Output the material beneath this task exactly, images excluded.

────────────────

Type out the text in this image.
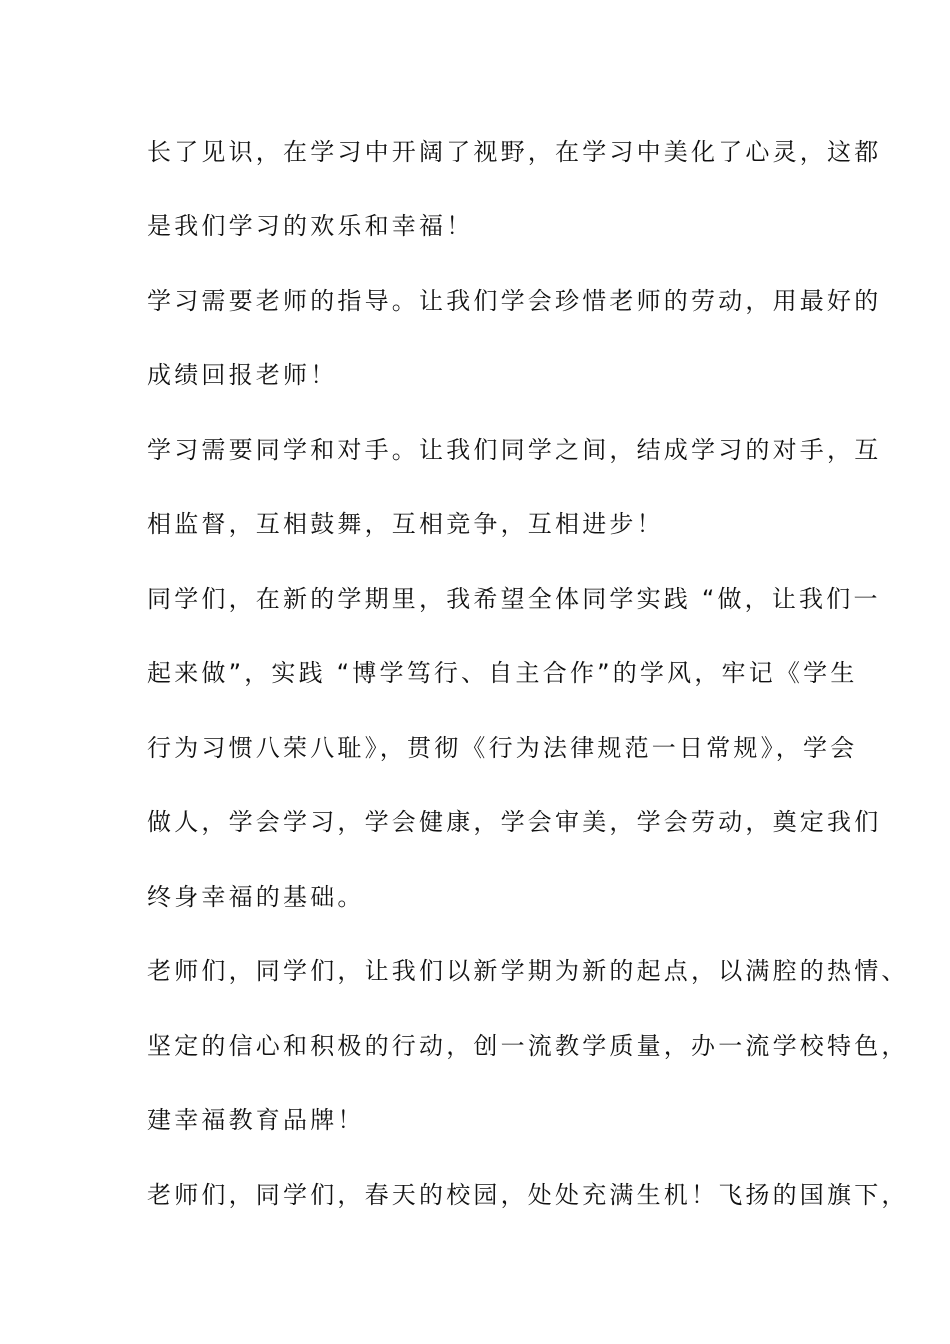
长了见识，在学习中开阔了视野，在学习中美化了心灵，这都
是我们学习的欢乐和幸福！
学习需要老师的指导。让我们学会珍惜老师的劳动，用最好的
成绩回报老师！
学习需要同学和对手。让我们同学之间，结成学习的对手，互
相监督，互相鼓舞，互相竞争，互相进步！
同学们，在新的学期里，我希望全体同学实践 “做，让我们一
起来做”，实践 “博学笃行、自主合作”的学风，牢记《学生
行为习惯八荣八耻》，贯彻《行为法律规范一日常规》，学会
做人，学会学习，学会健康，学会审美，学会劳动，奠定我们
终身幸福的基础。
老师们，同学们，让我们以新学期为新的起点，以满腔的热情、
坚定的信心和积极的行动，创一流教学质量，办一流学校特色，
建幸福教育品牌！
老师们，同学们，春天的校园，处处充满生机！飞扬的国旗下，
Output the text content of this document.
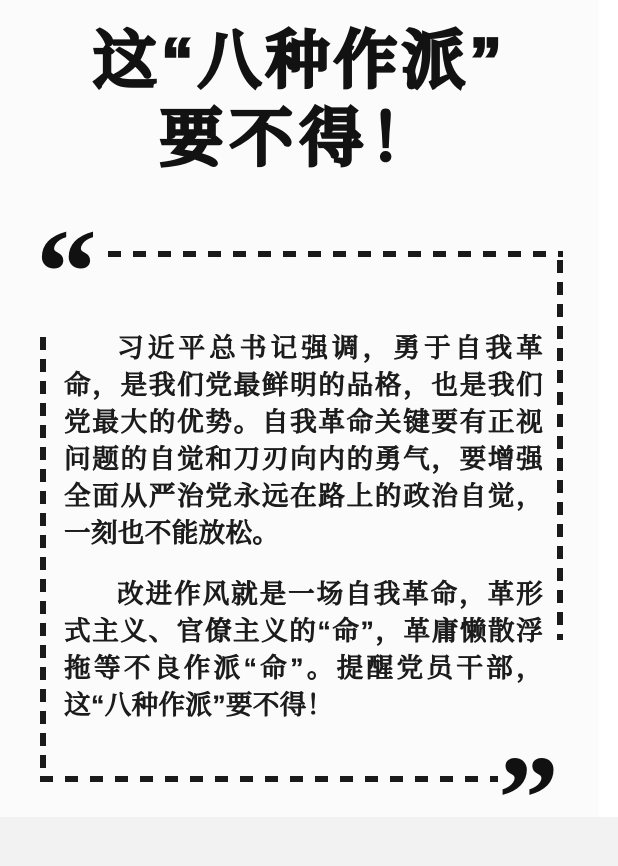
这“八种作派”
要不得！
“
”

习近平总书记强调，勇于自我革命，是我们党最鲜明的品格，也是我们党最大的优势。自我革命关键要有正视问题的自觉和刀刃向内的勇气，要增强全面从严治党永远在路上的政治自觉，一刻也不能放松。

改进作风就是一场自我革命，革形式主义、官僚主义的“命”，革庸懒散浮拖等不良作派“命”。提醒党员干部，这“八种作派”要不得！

────────────────

**EXERCISE OUTPUT:**
Type out the text in this image.
长了见识，在学习中开阔了视野，在学习中美化了心灵，这都
是我们学习的欢乐和幸福！
学习需要老师的指导。让我们学会珍惜老师的劳动，用最好的
成绩回报老师！
学习需要同学和对手。让我们同学之间，结成学习的对手，互
相监督，互相鼓舞，互相竞争，互相进步！
同学们，在新的学期里，我希望全体同学实践 “做，让我们一
起来做”，实践 “博学笃行、自主合作”的学风，牢记《学生
行为习惯八荣八耻》，贯彻《行为法律规范一日常规》，学会
做人，学会学习，学会健康，学会审美，学会劳动，奠定我们
终身幸福的基础。
老师们，同学们，让我们以新学期为新的起点，以满腔的热情、
坚定的信心和积极的行动，创一流教学质量，办一流学校特色，
建幸福教育品牌！
老师们，同学们，春天的校园，处处充满生机！飞扬的国旗下，
Output the text content of this document.
这“八种作派”
要不得！
“
”

习近平总书记强调，勇于自我革命，是我们党最鲜明的品格，也是我们党最大的优势。自我革命关键要有正视问题的自觉和刀刃向内的勇气，要增强全面从严治党永远在路上的政治自觉，一刻也不能放松。

改进作风就是一场自我革命，革形式主义、官僚主义的“命”，革庸懒散浮拖等不良作派“命”。提醒党员干部，这“八种作派”要不得！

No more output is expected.